**SHORT EXERCISE:** Go through the records and show each line where the word "Precipitation" occurs.

:: LISTED RECORDS ::

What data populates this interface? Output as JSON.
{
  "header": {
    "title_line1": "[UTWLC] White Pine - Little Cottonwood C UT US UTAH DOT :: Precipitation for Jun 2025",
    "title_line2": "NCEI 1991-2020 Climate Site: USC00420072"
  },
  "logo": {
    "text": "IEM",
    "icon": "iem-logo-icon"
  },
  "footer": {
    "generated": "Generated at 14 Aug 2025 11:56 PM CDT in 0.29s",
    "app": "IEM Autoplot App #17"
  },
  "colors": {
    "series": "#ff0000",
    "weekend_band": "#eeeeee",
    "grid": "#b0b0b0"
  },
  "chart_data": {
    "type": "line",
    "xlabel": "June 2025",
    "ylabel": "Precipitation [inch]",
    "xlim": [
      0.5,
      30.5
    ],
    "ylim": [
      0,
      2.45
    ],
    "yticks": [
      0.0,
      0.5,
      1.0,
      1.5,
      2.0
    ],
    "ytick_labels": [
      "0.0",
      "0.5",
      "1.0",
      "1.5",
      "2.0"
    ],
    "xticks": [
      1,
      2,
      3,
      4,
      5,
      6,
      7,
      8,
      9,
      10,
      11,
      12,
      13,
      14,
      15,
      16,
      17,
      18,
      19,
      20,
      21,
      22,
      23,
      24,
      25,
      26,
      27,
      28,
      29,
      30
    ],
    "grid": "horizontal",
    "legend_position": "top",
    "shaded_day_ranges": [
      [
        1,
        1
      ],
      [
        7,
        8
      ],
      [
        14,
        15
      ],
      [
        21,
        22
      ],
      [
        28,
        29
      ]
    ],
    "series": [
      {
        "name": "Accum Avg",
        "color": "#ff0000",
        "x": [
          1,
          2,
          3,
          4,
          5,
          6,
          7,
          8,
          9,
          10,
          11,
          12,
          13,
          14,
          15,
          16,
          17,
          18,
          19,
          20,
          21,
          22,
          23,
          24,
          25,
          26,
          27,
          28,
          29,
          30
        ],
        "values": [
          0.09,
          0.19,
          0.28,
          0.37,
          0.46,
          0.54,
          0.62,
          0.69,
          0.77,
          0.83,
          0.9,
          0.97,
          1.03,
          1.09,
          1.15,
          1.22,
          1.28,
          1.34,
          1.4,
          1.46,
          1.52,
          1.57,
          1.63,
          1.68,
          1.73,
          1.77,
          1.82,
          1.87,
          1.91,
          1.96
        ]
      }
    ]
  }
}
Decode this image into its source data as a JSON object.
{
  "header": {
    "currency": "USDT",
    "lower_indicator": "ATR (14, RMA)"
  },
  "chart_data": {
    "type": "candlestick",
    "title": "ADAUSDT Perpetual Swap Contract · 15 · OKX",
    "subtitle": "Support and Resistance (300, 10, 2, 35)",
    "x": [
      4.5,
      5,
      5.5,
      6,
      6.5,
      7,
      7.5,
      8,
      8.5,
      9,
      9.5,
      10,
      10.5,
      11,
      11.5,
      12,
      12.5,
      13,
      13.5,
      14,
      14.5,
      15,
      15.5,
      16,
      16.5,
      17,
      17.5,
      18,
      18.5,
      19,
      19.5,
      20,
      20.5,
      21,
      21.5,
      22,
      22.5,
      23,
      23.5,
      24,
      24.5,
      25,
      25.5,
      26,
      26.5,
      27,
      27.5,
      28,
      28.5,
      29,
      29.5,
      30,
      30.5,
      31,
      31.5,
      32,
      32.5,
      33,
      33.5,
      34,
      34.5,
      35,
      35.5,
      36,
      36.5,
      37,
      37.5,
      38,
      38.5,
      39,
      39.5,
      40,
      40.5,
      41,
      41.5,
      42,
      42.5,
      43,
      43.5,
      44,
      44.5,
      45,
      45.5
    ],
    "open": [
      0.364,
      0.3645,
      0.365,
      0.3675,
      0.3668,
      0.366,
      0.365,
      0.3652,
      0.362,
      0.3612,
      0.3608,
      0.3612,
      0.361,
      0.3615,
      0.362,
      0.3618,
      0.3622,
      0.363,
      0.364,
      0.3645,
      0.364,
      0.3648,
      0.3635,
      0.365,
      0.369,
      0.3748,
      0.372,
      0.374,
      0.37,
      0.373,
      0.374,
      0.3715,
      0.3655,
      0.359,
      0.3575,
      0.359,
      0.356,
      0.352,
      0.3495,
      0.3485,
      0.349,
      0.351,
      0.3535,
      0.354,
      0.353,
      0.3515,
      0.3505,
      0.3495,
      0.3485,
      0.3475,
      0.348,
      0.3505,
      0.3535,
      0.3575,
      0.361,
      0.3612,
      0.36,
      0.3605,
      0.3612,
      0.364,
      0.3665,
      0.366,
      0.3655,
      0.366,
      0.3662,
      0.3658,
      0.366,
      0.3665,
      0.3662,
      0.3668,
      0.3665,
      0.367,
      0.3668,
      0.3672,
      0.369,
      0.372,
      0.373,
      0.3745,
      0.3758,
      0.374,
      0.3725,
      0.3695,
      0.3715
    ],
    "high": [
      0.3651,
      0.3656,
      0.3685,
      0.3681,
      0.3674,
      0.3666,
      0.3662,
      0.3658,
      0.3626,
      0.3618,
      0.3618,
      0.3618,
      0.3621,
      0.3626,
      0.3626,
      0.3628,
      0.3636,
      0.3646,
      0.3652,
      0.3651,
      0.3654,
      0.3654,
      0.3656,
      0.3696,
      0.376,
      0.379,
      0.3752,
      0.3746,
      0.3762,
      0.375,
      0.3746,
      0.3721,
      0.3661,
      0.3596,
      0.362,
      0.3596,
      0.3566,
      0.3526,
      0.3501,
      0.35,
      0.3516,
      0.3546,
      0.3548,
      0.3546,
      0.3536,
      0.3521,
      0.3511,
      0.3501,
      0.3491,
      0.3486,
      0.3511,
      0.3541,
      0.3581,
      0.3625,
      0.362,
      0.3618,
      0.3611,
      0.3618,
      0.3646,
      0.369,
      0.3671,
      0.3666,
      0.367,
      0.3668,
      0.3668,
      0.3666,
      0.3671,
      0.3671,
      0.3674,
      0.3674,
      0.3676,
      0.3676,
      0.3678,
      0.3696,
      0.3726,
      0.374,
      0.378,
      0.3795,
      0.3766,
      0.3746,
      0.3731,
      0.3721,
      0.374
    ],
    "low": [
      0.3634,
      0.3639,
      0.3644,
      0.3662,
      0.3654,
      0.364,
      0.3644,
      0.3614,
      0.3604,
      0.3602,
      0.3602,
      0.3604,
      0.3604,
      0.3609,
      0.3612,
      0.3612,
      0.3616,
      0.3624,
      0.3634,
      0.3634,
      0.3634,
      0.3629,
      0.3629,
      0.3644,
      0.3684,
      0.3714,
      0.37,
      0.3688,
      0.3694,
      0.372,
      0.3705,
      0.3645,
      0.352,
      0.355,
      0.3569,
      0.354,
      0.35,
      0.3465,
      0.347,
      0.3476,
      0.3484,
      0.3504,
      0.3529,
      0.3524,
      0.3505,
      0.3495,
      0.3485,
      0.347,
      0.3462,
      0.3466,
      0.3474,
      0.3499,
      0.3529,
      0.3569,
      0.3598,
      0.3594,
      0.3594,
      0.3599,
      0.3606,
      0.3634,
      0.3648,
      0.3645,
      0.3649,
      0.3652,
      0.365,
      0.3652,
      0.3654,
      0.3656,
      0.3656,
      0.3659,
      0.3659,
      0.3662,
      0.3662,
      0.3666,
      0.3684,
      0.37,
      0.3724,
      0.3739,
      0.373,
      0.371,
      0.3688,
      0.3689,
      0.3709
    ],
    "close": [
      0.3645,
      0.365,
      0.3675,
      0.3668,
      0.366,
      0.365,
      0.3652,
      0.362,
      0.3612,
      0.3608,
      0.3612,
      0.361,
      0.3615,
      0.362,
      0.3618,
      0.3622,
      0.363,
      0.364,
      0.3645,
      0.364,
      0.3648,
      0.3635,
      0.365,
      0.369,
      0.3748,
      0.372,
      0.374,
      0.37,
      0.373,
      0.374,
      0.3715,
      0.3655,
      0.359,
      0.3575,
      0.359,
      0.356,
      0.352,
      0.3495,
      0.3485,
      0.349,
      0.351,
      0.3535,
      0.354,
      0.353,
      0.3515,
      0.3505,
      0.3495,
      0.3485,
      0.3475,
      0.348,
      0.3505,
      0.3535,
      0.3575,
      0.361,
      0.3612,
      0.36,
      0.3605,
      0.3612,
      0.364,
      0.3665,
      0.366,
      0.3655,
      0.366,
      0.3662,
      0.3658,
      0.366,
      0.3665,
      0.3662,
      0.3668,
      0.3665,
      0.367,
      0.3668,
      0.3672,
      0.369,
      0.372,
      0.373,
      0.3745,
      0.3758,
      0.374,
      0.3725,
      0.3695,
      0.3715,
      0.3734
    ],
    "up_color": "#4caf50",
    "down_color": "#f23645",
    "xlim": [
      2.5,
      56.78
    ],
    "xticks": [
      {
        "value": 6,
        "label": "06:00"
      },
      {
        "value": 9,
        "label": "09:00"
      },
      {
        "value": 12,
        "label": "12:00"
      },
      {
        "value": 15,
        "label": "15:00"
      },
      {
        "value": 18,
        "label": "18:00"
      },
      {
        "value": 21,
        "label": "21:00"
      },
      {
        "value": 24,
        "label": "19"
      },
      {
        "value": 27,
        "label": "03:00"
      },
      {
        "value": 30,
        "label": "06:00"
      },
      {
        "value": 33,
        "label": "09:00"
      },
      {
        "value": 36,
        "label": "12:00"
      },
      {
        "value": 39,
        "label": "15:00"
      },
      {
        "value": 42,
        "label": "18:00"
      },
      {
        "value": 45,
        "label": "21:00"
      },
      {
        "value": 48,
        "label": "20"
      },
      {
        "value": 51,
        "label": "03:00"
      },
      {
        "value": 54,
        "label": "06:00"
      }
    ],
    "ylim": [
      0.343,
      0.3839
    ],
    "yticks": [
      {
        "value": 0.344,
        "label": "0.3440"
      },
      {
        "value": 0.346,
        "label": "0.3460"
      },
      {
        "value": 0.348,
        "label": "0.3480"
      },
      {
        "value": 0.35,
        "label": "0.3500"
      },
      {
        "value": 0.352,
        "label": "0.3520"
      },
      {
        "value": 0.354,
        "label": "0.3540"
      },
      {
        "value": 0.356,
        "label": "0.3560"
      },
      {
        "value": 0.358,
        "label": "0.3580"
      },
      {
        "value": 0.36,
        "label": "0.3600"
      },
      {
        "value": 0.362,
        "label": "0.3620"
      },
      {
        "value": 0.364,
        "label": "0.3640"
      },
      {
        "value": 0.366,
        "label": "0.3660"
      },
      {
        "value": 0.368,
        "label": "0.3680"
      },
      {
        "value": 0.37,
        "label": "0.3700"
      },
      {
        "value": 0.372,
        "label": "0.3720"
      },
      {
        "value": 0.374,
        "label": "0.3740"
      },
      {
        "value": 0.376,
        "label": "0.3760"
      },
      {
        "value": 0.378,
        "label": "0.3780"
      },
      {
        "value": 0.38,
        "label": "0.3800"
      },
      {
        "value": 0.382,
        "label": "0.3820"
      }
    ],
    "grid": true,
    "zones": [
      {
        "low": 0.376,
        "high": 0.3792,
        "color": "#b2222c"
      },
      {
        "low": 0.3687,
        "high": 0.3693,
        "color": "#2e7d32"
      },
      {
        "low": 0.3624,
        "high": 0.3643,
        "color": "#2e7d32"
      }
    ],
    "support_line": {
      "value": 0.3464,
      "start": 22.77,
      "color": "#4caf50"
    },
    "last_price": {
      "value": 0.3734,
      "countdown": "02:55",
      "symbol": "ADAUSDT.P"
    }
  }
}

:::

**THE COMPLETED TASK:**
    "title_line1": "[UTWLC] White Pine - Little Cottonwood C UT US UTAH DOT :: Precipitation for Jun 2025",
    "ylabel": "Precipitation [inch]",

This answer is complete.